◆ **WHAT THIS TASK INVOLVES**: Write out the data below in full. Keep it exact.

Element data from apps and pages
= Beginning of Section =

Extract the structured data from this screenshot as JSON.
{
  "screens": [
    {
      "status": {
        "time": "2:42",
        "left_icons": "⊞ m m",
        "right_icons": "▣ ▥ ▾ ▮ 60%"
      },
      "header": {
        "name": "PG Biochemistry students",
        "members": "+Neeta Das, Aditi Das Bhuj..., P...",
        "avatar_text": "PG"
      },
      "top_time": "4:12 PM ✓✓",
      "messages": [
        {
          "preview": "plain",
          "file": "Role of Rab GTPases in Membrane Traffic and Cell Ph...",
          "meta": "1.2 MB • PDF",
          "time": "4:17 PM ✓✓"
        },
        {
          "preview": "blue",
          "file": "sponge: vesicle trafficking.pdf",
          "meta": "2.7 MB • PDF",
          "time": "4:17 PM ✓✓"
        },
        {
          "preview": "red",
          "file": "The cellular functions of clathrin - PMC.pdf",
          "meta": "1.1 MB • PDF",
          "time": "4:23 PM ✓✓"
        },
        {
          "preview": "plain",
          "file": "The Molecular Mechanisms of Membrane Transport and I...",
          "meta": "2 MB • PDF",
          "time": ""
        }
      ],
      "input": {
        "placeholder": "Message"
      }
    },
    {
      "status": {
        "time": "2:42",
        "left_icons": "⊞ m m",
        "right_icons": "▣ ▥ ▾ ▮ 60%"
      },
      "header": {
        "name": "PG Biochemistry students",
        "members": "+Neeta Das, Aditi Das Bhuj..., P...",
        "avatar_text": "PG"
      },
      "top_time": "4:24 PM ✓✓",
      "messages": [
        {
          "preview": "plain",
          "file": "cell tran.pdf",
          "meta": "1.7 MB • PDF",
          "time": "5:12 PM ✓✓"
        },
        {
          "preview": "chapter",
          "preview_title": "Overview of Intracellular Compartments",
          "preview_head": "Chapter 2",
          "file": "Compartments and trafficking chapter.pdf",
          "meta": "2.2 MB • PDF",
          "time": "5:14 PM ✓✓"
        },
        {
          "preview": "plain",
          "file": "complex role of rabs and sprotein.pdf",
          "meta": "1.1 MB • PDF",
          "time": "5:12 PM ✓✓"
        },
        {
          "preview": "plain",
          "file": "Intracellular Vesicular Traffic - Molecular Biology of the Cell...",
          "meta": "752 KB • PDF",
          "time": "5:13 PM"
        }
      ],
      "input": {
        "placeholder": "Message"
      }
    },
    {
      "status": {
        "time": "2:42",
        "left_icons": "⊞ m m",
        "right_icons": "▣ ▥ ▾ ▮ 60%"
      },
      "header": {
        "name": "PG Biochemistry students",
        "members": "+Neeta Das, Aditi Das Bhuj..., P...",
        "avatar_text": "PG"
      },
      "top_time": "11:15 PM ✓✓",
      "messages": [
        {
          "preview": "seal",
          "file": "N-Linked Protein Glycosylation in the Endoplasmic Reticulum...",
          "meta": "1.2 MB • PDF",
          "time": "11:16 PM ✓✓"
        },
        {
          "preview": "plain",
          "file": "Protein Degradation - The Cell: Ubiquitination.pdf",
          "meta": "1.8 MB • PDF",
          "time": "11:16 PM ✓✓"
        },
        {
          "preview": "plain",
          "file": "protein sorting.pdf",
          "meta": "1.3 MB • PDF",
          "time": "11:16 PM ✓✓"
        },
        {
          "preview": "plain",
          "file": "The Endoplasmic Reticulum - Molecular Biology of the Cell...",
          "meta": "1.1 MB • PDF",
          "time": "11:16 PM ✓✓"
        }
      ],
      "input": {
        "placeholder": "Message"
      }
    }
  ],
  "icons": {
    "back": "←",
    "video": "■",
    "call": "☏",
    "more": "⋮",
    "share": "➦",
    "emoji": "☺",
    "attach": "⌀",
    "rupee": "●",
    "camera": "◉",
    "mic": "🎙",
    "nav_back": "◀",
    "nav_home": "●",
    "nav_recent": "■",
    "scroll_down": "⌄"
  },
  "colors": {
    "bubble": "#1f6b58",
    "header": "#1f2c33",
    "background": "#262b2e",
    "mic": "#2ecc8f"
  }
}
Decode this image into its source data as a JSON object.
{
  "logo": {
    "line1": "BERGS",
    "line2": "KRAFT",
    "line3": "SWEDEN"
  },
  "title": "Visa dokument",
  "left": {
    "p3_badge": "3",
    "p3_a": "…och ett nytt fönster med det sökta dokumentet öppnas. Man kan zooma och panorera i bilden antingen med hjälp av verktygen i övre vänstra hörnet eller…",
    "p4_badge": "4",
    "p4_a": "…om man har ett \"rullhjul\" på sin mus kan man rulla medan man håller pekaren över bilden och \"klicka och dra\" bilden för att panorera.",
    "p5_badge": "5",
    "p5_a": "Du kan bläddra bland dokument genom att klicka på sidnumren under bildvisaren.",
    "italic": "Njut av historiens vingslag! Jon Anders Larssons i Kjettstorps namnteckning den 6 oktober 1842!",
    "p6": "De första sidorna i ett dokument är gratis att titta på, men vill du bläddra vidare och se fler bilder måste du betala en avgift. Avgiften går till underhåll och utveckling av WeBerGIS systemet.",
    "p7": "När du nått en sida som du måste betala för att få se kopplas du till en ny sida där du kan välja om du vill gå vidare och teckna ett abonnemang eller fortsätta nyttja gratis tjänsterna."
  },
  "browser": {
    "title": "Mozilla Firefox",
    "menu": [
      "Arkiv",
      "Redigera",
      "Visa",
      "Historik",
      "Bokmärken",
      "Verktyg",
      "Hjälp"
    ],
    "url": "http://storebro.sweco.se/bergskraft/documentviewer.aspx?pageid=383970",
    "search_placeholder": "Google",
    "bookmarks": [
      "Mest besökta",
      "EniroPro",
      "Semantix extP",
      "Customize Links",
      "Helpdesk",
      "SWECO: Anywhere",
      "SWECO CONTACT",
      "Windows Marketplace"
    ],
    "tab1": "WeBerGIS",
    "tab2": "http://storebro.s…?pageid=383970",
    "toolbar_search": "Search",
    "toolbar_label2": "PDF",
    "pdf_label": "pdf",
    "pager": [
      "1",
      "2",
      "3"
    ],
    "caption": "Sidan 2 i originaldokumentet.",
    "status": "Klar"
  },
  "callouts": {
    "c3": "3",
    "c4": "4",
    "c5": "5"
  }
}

= End of Section =

◆ **YOUR SOLUTION**:
Extract the structured data from this screenshot as JSON.
{
  "screens": [
    {
      "status": {
        "time": "2:42",
        "left_icons": "⊞ m m",
        "right_icons": "▣ ▥ ▾ ▮ 60%"
      },
      "header": {
        "name": "PG Biochemistry students",
        "members": "+Neeta Das, Aditi Das Bhuj..., P...",
        "avatar_text": "PG"
      },
      "top_time": "4:12 PM ✓✓",
      "messages": [
        {
          "preview": "plain",
          "file": "Role of Rab GTPases in Membrane Traffic and Cell Ph...",
          "meta": "1.2 MB • PDF",
          "time": "4:17 PM ✓✓"
        },
        {
          "preview": "blue",
          "file": "sponge: vesicle trafficking.pdf",
          "meta": "2.7 MB • PDF",
          "time": "4:17 PM ✓✓"
        },
        {
          "preview": "red",
          "file": "The cellular functions of clathrin - PMC.pdf",
          "meta": "1.1 MB • PDF",
          "time": "4:23 PM ✓✓"
        },
        {
          "preview": "plain",
          "file": "The Molecular Mechanisms of Membrane Transport and I...",
          "meta": "2 MB • PDF",
          "time": ""
        }
      ],
      "input": {
        "placeholder": "Message"
      }
    },
    {
      "status": {
        "time": "2:42",
        "left_icons": "⊞ m m",
        "right_icons": "▣ ▥ ▾ ▮ 60%"
      },
      "header": {
        "name": "PG Biochemistry students",
        "members": "+Neeta Das, Aditi Das Bhuj..., P...",
        "avatar_text": "PG"
      },
      "top_time": "4:24 PM ✓✓",
      "messages": [
        {
          "preview": "plain",
          "file": "cell tran.pdf",
          "meta": "1.7 MB • PDF",
          "time": "5:12 PM ✓✓"
        },
        {
          "preview": "chapter",
          "preview_title": "Overview of Intracellular Compartments",
          "preview_head": "Chapter 2",
          "file": "Compartments and trafficking chapter.pdf",
          "meta": "2.2 MB • PDF",
          "time": "5:14 PM ✓✓"
        },
        {
          "preview": "plain",
          "file": "complex role of rabs and sprotein.pdf",
          "meta": "1.1 MB • PDF",
          "time": "5:12 PM ✓✓"
        },
        {
          "preview": "plain",
          "file": "Intracellular Vesicular Traffic - Molecular Biology of the Cell...",
          "meta": "752 KB • PDF",
          "time": "5:13 PM"
        }
      ],
      "input": {
        "placeholder": "Message"
      }
    },
    {
      "status": {
        "time": "2:42",
        "left_icons": "⊞ m m",
        "right_icons": "▣ ▥ ▾ ▮ 60%"
      },
      "header": {
        "name": "PG Biochemistry students",
        "members": "+Neeta Das, Aditi Das Bhuj..., P...",
        "avatar_text": "PG"
      },
      "top_time": "11:15 PM ✓✓",
      "messages": [
        {
          "preview": "seal",
          "file": "N-Linked Protein Glycosylation in the Endoplasmic Reticulum...",
          "meta": "1.2 MB • PDF",
          "time": "11:16 PM ✓✓"
        },
        {
          "preview": "plain",
          "file": "Protein Degradation - The Cell: Ubiquitination.pdf",
          "meta": "1.8 MB • PDF",
          "time": "11:16 PM ✓✓"
        },
        {
          "preview": "plain",
          "file": "protein sorting.pdf",
          "meta": "1.3 MB • PDF",
          "time": "11:16 PM ✓✓"
        },
        {
          "preview": "plain",
          "file": "The Endoplasmic Reticulum - Molecular Biology of the Cell...",
          "meta": "1.1 MB • PDF",
          "time": "11:16 PM ✓✓"
        }
      ],
      "input": {
        "placeholder": "Message"
      }
    }
  ],
  "icons": {
    "back": "←",
    "video": "■",
    "call": "☏",
    "more": "⋮",
    "share": "➦",
    "emoji": "☺",
    "attach": "⌀",
    "rupee": "●",
    "camera": "◉",
    "mic": "🎙",
    "nav_back": "◀",
    "nav_home": "●",
    "nav_recent": "■",
    "scroll_down": "⌄"
  },
  "colors": {
    "bubble": "#1f6b58",
    "header": "#1f2c33",
    "background": "#262b2e",
    "mic": "#2ecc8f"
  }
}
Decode this image into its source data as a JSON object.
{
  "logo": {
    "line1": "BERGS",
    "line2": "KRAFT",
    "line3": "SWEDEN"
  },
  "title": "Visa dokument",
  "left": {
    "p3_badge": "3",
    "p3_a": "…och ett nytt fönster med det sökta dokumentet öppnas. Man kan zooma och panorera i bilden antingen med hjälp av verktygen i övre vänstra hörnet eller…",
    "p4_badge": "4",
    "p4_a": "…om man har ett \"rullhjul\" på sin mus kan man rulla medan man håller pekaren över bilden och \"klicka och dra\" bilden för att panorera.",
    "p5_badge": "5",
    "p5_a": "Du kan bläddra bland dokument genom att klicka på sidnumren under bildvisaren.",
    "italic": "Njut av historiens vingslag! Jon Anders Larssons i Kjettstorps namnteckning den 6 oktober 1842!",
    "p6": "De första sidorna i ett dokument är gratis att titta på, men vill du bläddra vidare och se fler bilder måste du betala en avgift. Avgiften går till underhåll och utveckling av WeBerGIS systemet.",
    "p7": "När du nått en sida som du måste betala för att få se kopplas du till en ny sida där du kan välja om du vill gå vidare och teckna ett abonnemang eller fortsätta nyttja gratis tjänsterna."
  },
  "browser": {
    "title": "Mozilla Firefox",
    "menu": [
      "Arkiv",
      "Redigera",
      "Visa",
      "Historik",
      "Bokmärken",
      "Verktyg",
      "Hjälp"
    ],
    "url": "http://storebro.sweco.se/bergskraft/documentviewer.aspx?pageid=383970",
    "search_placeholder": "Google",
    "bookmarks": [
      "Mest besökta",
      "EniroPro",
      "Semantix extP",
      "Customize Links",
      "Helpdesk",
      "SWECO: Anywhere",
      "SWECO CONTACT",
      "Windows Marketplace"
    ],
    "tab1": "WeBerGIS",
    "tab2": "http://storebro.s…?pageid=383970",
    "toolbar_search": "Search",
    "toolbar_label2": "PDF",
    "pdf_label": "pdf",
    "pager": [
      "1",
      "2",
      "3"
    ],
    "caption": "Sidan 2 i originaldokumentet.",
    "status": "Klar"
  },
  "callouts": {
    "c3": "3",
    "c4": "4",
    "c5": "5"
  }
}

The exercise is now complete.